- [WHAT THIS TASK INVOLVES] Write out the material again exactly, please, and omit the pictures.

- [EXERCISE DATA]
"""
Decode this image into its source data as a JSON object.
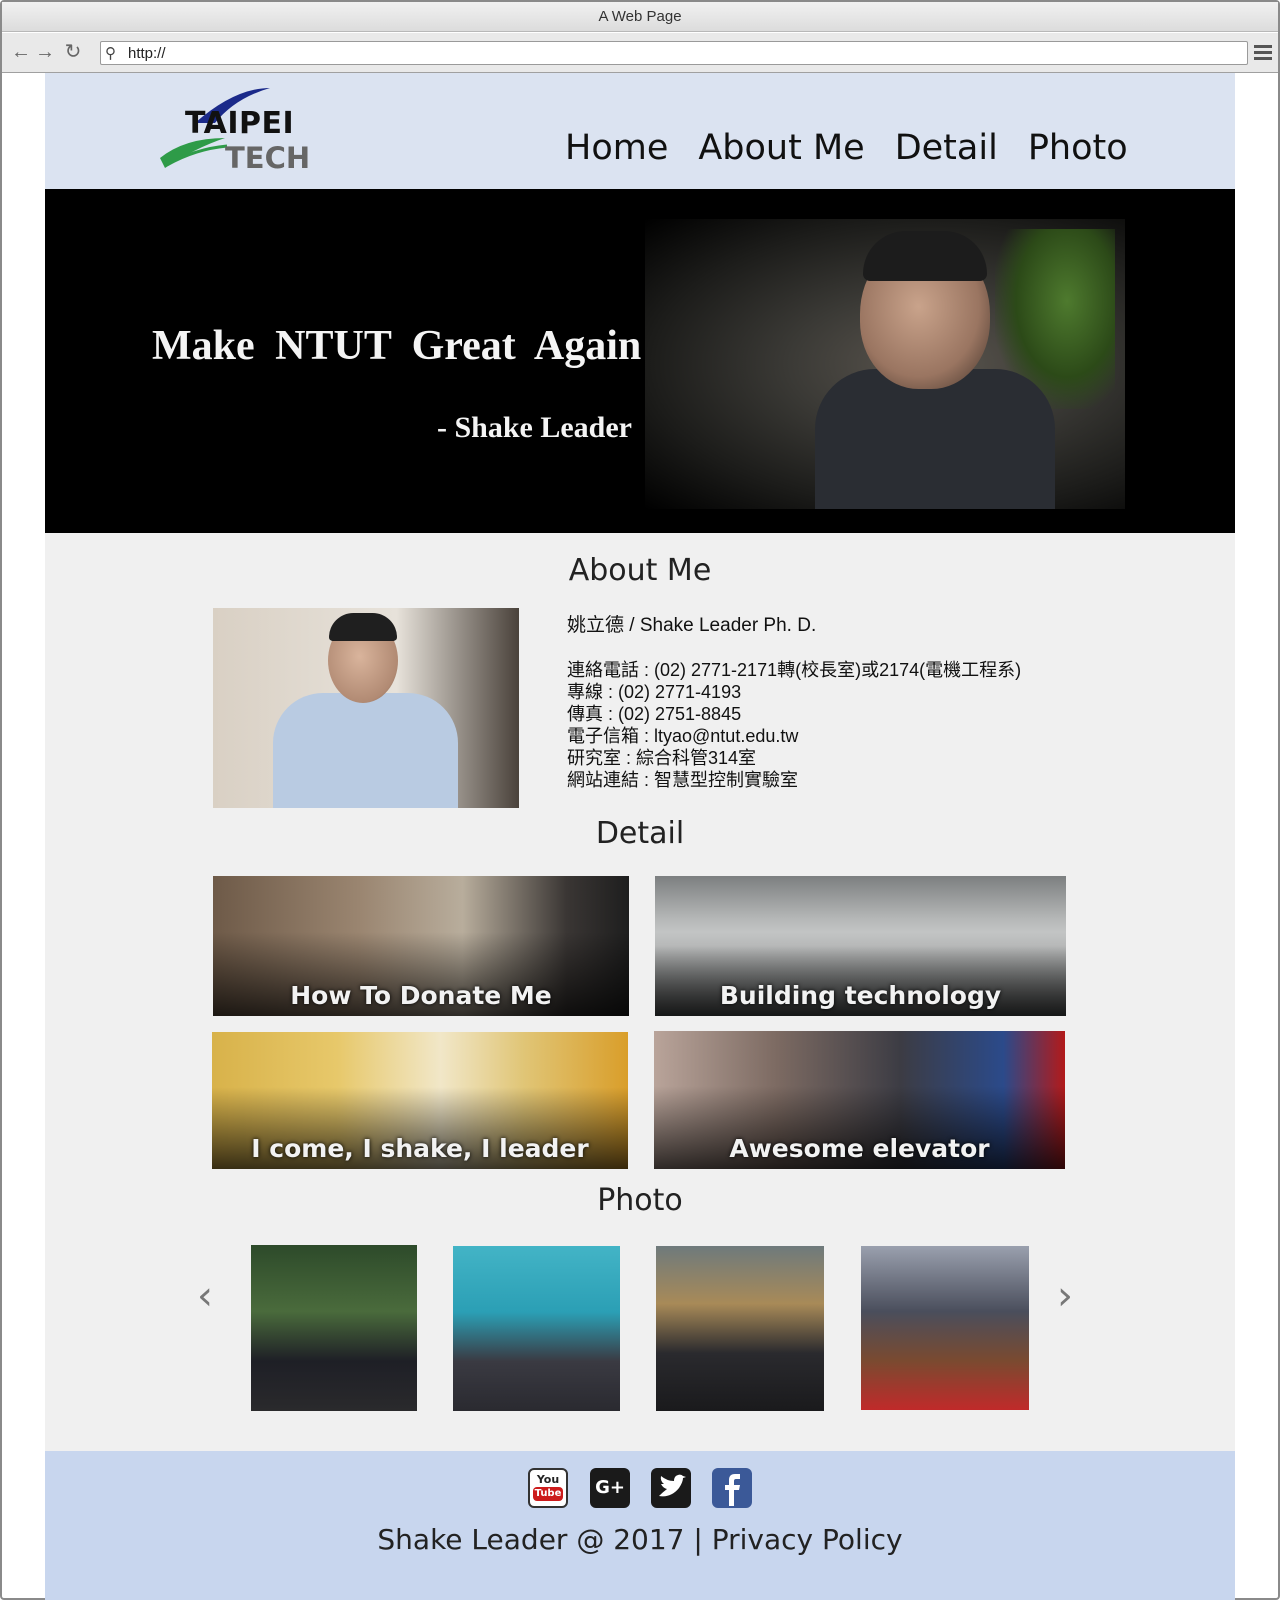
{
  "browser": {
    "window_title": "A Web Page",
    "url": "http://"
  },
  "header": {
    "logo_line1": "TAIPEI",
    "logo_line2": "TECH",
    "nav": [
      "Home",
      "About Me",
      "Detail",
      "Photo"
    ]
  },
  "hero": {
    "headline": "Make  NTUT  Great  Again",
    "subline": "- Shake Leader"
  },
  "about": {
    "title": "About  Me",
    "name": "姚立德 / Shake Leader Ph. D.",
    "lines": [
      "連絡電話 : (02) 2771-2171轉(校長室)或2174(電機工程系)",
      "專線 : (02) 2771-4193",
      "傳真 : (02) 2751-8845",
      "電子信箱 : ltyao@ntut.edu.tw",
      "研究室 : 綜合科管314室",
      "網站連結 : 智慧型控制實驗室"
    ]
  },
  "detail": {
    "title": "Detail",
    "cards": [
      "How To Donate Me",
      "Building technology",
      "I come, I shake, I leader",
      "Awesome elevator"
    ]
  },
  "photo": {
    "title": "Photo",
    "prev_icon": "chevron-left-icon",
    "next_icon": "chevron-right-icon"
  },
  "footer": {
    "social": [
      "youtube-icon",
      "google-plus-icon",
      "twitter-icon",
      "facebook-icon"
    ],
    "youtube_top": "You",
    "youtube_bottom": "Tube",
    "copyright": "Shake Leader @ 2017",
    "separator": "|",
    "privacy": "Privacy Policy"
  },
  "colors": {
    "header_bg": "#dbe3f1",
    "footer_bg": "#c8d6ee",
    "page_bg": "#f0f0f0",
    "hero_bg": "#000000"
  }
}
"""
- [WRITTEN RESPONSE]
Decode this image into its source data as a JSON object.
{
  "browser": {
    "window_title": "A Web Page",
    "url": "http://"
  },
  "header": {
    "logo_line1": "TAIPEI",
    "logo_line2": "TECH",
    "nav": [
      "Home",
      "About Me",
      "Detail",
      "Photo"
    ]
  },
  "hero": {
    "headline": "Make  NTUT  Great  Again",
    "subline": "- Shake Leader"
  },
  "about": {
    "title": "About  Me",
    "name": "姚立德 / Shake Leader Ph. D.",
    "lines": [
      "連絡電話 : (02) 2771-2171轉(校長室)或2174(電機工程系)",
      "專線 : (02) 2771-4193",
      "傳真 : (02) 2751-8845",
      "電子信箱 : ltyao@ntut.edu.tw",
      "研究室 : 綜合科管314室",
      "網站連結 : 智慧型控制實驗室"
    ]
  },
  "detail": {
    "title": "Detail",
    "cards": [
      "How To Donate Me",
      "Building technology",
      "I come, I shake, I leader",
      "Awesome elevator"
    ]
  },
  "photo": {
    "title": "Photo",
    "prev_icon": "chevron-left-icon",
    "next_icon": "chevron-right-icon"
  },
  "footer": {
    "social": [
      "youtube-icon",
      "google-plus-icon",
      "twitter-icon",
      "facebook-icon"
    ],
    "youtube_top": "You",
    "youtube_bottom": "Tube",
    "copyright": "Shake Leader @ 2017",
    "separator": "|",
    "privacy": "Privacy Policy"
  },
  "colors": {
    "header_bg": "#dbe3f1",
    "footer_bg": "#c8d6ee",
    "page_bg": "#f0f0f0",
    "hero_bg": "#000000"
  }
}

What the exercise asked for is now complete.